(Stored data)

--- start ---

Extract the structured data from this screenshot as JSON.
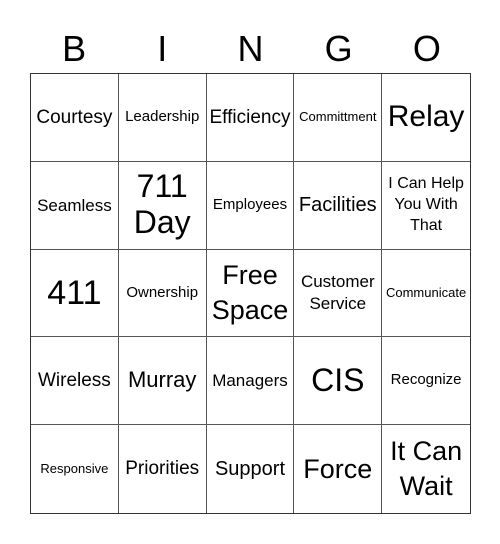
{
  "header": [
    "B",
    "I",
    "N",
    "G",
    "O"
  ],
  "rows": [
    [
      "Courtesy",
      "Leadership",
      "Efficiency",
      "Committment",
      "Relay"
    ],
    [
      "Seamless",
      "711 Day",
      "Employees",
      "Facilities",
      "I Can Help You With That"
    ],
    [
      "411",
      "Ownership",
      "Free Space",
      "Customer Service",
      "Communicate"
    ],
    [
      "Wireless",
      "Murray",
      "Managers",
      "CIS",
      "Recognize"
    ],
    [
      "Responsive",
      "Priorities",
      "Support",
      "Force",
      "It Can Wait"
    ]
  ]
}
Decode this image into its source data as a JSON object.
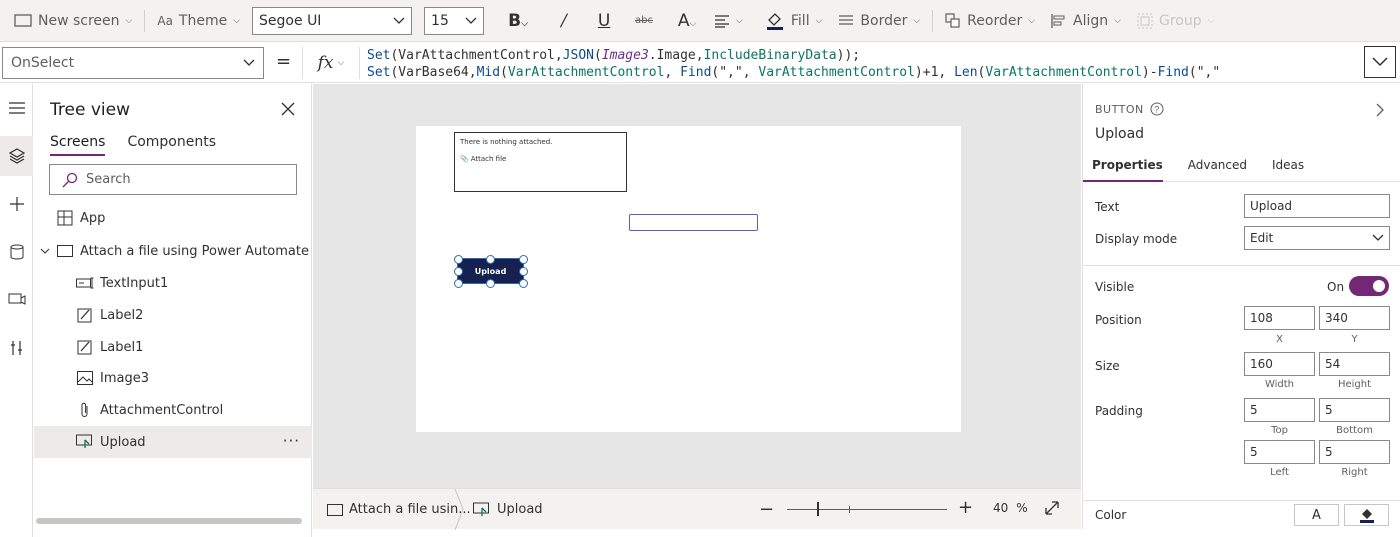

--- end ---

(What to produce) Print the records above exactly as they stand, but leave out the pictures.

(Solution below)
Extract the structured data from this screenshot as JSON.
{
  "header": [
    "B",
    "I",
    "N",
    "G",
    "O"
  ],
  "rows": [
    [
      "Courtesy",
      "Leadership",
      "Efficiency",
      "Committment",
      "Relay"
    ],
    [
      "Seamless",
      "711 Day",
      "Employees",
      "Facilities",
      "I Can Help You With That"
    ],
    [
      "411",
      "Ownership",
      "Free Space",
      "Customer Service",
      "Communicate"
    ],
    [
      "Wireless",
      "Murray",
      "Managers",
      "CIS",
      "Recognize"
    ],
    [
      "Responsive",
      "Priorities",
      "Support",
      "Force",
      "It Can Wait"
    ]
  ]
}
Decode this image into its source data as a JSON object.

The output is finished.